■ EXERCISE GOAL: Go through the listing and set it down exactly, leaving out its pictures.

***** SOURCE RECORDS

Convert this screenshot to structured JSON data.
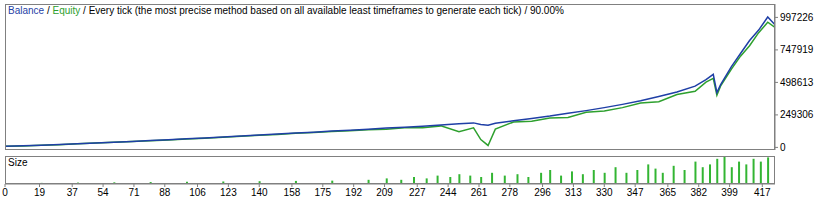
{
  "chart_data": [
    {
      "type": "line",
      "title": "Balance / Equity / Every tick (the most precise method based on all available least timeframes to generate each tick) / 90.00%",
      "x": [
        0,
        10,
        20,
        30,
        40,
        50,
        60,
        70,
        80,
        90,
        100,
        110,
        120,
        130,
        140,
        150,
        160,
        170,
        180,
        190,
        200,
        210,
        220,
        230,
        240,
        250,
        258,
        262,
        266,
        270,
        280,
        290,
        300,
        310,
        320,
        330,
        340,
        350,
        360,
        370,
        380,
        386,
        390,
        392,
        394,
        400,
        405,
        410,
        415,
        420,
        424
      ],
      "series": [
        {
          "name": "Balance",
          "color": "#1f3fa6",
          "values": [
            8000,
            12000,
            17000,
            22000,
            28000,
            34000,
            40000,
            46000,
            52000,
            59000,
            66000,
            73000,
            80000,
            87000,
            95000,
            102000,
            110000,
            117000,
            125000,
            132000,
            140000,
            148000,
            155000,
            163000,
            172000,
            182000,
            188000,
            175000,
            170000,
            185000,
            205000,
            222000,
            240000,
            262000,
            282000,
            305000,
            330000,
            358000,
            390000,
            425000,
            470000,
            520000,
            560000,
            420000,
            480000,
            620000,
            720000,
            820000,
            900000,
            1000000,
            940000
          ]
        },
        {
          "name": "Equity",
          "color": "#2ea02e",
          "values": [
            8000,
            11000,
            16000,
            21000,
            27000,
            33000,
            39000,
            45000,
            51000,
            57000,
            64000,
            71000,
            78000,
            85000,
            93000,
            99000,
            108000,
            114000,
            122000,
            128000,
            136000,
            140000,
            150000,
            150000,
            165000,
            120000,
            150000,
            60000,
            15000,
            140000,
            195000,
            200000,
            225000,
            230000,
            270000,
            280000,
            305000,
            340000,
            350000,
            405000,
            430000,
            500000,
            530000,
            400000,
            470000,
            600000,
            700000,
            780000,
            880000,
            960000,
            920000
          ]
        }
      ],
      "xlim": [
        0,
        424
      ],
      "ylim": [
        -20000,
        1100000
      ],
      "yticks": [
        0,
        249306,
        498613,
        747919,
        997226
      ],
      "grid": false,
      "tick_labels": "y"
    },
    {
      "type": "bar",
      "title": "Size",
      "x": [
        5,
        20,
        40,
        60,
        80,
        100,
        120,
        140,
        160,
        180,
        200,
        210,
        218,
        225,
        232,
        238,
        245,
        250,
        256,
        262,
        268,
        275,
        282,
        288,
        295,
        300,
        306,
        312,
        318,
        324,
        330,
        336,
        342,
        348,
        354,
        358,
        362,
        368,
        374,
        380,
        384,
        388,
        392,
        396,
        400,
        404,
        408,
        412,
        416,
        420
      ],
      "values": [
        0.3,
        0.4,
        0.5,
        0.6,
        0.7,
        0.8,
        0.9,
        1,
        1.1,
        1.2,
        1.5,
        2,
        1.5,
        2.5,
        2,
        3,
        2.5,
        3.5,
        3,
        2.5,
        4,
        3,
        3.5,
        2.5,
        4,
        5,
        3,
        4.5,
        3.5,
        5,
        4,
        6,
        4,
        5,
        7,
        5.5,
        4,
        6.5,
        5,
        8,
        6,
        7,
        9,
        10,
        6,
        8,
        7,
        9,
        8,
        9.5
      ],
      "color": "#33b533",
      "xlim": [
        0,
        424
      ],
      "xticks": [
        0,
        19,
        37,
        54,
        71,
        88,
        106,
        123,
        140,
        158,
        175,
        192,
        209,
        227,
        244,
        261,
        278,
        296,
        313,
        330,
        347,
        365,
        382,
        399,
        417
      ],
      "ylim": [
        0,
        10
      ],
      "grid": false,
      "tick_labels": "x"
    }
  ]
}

**********

■ FINAL RESULT:
Convert this screenshot to structured JSON data.
{
  "chart_data": [
    {
      "type": "line",
      "title": "Balance / Equity / Every tick (the most precise method based on all available least timeframes to generate each tick) / 90.00%",
      "x": [
        0,
        10,
        20,
        30,
        40,
        50,
        60,
        70,
        80,
        90,
        100,
        110,
        120,
        130,
        140,
        150,
        160,
        170,
        180,
        190,
        200,
        210,
        220,
        230,
        240,
        250,
        258,
        262,
        266,
        270,
        280,
        290,
        300,
        310,
        320,
        330,
        340,
        350,
        360,
        370,
        380,
        386,
        390,
        392,
        394,
        400,
        405,
        410,
        415,
        420,
        424
      ],
      "series": [
        {
          "name": "Balance",
          "color": "#1f3fa6",
          "values": [
            8000,
            12000,
            17000,
            22000,
            28000,
            34000,
            40000,
            46000,
            52000,
            59000,
            66000,
            73000,
            80000,
            87000,
            95000,
            102000,
            110000,
            117000,
            125000,
            132000,
            140000,
            148000,
            155000,
            163000,
            172000,
            182000,
            188000,
            175000,
            170000,
            185000,
            205000,
            222000,
            240000,
            262000,
            282000,
            305000,
            330000,
            358000,
            390000,
            425000,
            470000,
            520000,
            560000,
            420000,
            480000,
            620000,
            720000,
            820000,
            900000,
            1000000,
            940000
          ]
        },
        {
          "name": "Equity",
          "color": "#2ea02e",
          "values": [
            8000,
            11000,
            16000,
            21000,
            27000,
            33000,
            39000,
            45000,
            51000,
            57000,
            64000,
            71000,
            78000,
            85000,
            93000,
            99000,
            108000,
            114000,
            122000,
            128000,
            136000,
            140000,
            150000,
            150000,
            165000,
            120000,
            150000,
            60000,
            15000,
            140000,
            195000,
            200000,
            225000,
            230000,
            270000,
            280000,
            305000,
            340000,
            350000,
            405000,
            430000,
            500000,
            530000,
            400000,
            470000,
            600000,
            700000,
            780000,
            880000,
            960000,
            920000
          ]
        }
      ],
      "xlim": [
        0,
        424
      ],
      "ylim": [
        -20000,
        1100000
      ],
      "yticks": [
        0,
        249306,
        498613,
        747919,
        997226
      ],
      "grid": false,
      "tick_labels": "y"
    },
    {
      "type": "bar",
      "title": "Size",
      "x": [
        5,
        20,
        40,
        60,
        80,
        100,
        120,
        140,
        160,
        180,
        200,
        210,
        218,
        225,
        232,
        238,
        245,
        250,
        256,
        262,
        268,
        275,
        282,
        288,
        295,
        300,
        306,
        312,
        318,
        324,
        330,
        336,
        342,
        348,
        354,
        358,
        362,
        368,
        374,
        380,
        384,
        388,
        392,
        396,
        400,
        404,
        408,
        412,
        416,
        420
      ],
      "values": [
        0.3,
        0.4,
        0.5,
        0.6,
        0.7,
        0.8,
        0.9,
        1,
        1.1,
        1.2,
        1.5,
        2,
        1.5,
        2.5,
        2,
        3,
        2.5,
        3.5,
        3,
        2.5,
        4,
        3,
        3.5,
        2.5,
        4,
        5,
        3,
        4.5,
        3.5,
        5,
        4,
        6,
        4,
        5,
        7,
        5.5,
        4,
        6.5,
        5,
        8,
        6,
        7,
        9,
        10,
        6,
        8,
        7,
        9,
        8,
        9.5
      ],
      "color": "#33b533",
      "xlim": [
        0,
        424
      ],
      "xticks": [
        0,
        19,
        37,
        54,
        71,
        88,
        106,
        123,
        140,
        158,
        175,
        192,
        209,
        227,
        244,
        261,
        278,
        296,
        313,
        330,
        347,
        365,
        382,
        399,
        417
      ],
      "ylim": [
        0,
        10
      ],
      "grid": false,
      "tick_labels": "x"
    }
  ]
}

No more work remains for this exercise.